▶ [WRITTEN PROBLEM] Output the entries below exactly as written, omitting pictures.
--- begin RECORDS FOR THE TASK ---
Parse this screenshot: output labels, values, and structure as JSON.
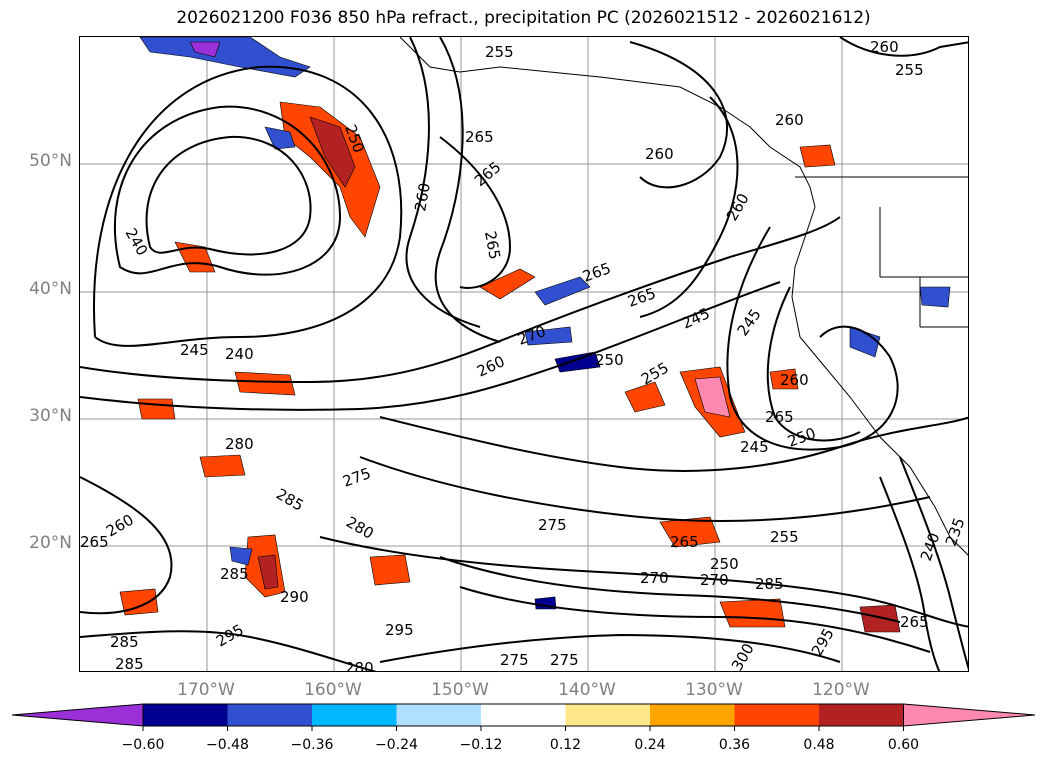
{
  "title": "2026021200 F036 850 hPa refract., precipitation PC (2026021512 - 2026021612)",
  "map": {
    "lat_labels": [
      "50°N",
      "40°N",
      "30°N",
      "20°N"
    ],
    "lon_labels": [
      "170°W",
      "160°W",
      "150°W",
      "140°W",
      "130°W",
      "120°W"
    ],
    "contour_labels": [
      "255",
      "260",
      "255",
      "250",
      "265",
      "260",
      "260",
      "265",
      "260",
      "260",
      "240",
      "265",
      "265",
      "265",
      "245",
      "245",
      "240",
      "270",
      "260",
      "250",
      "255",
      "260",
      "265",
      "245",
      "250",
      "245",
      "280",
      "275",
      "285",
      "280",
      "275",
      "260",
      "265",
      "285",
      "290",
      "295",
      "295",
      "255",
      "265",
      "270",
      "250",
      "285",
      "240",
      "235",
      "300",
      "295",
      "285",
      "280",
      "275",
      "285",
      "275",
      "265",
      "270"
    ]
  },
  "colorbar": {
    "tick_labels": [
      "−0.60",
      "−0.48",
      "−0.36",
      "−0.24",
      "−0.12",
      "0.12",
      "0.24",
      "0.36",
      "0.48",
      "0.60"
    ],
    "colors": [
      "#9b30d9",
      "#000090",
      "#3050d0",
      "#00b8ff",
      "#b0e0ff",
      "#ffffff",
      "#ffe88a",
      "#ffa500",
      "#ff4500",
      "#b22222",
      "#ff88b0"
    ]
  }
}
--- end RECORDS FOR THE TASK ---
▶ [EXPECTED OUTPUT]
Parse this screenshot: output labels, values, and structure as JSON.
{
  "title": "2026021200 F036 850 hPa refract., precipitation PC (2026021512 - 2026021612)",
  "map": {
    "lat_labels": [
      "50°N",
      "40°N",
      "30°N",
      "20°N"
    ],
    "lon_labels": [
      "170°W",
      "160°W",
      "150°W",
      "140°W",
      "130°W",
      "120°W"
    ],
    "contour_labels": [
      "255",
      "260",
      "255",
      "250",
      "265",
      "260",
      "260",
      "265",
      "260",
      "260",
      "240",
      "265",
      "265",
      "265",
      "245",
      "245",
      "240",
      "270",
      "260",
      "250",
      "255",
      "260",
      "265",
      "245",
      "250",
      "245",
      "280",
      "275",
      "285",
      "280",
      "275",
      "260",
      "265",
      "285",
      "290",
      "295",
      "295",
      "255",
      "265",
      "270",
      "250",
      "285",
      "240",
      "235",
      "300",
      "295",
      "285",
      "280",
      "275",
      "285",
      "275",
      "265",
      "270"
    ]
  },
  "colorbar": {
    "tick_labels": [
      "−0.60",
      "−0.48",
      "−0.36",
      "−0.24",
      "−0.12",
      "0.12",
      "0.24",
      "0.36",
      "0.48",
      "0.60"
    ],
    "colors": [
      "#9b30d9",
      "#000090",
      "#3050d0",
      "#00b8ff",
      "#b0e0ff",
      "#ffffff",
      "#ffe88a",
      "#ffa500",
      "#ff4500",
      "#b22222",
      "#ff88b0"
    ]
  }
}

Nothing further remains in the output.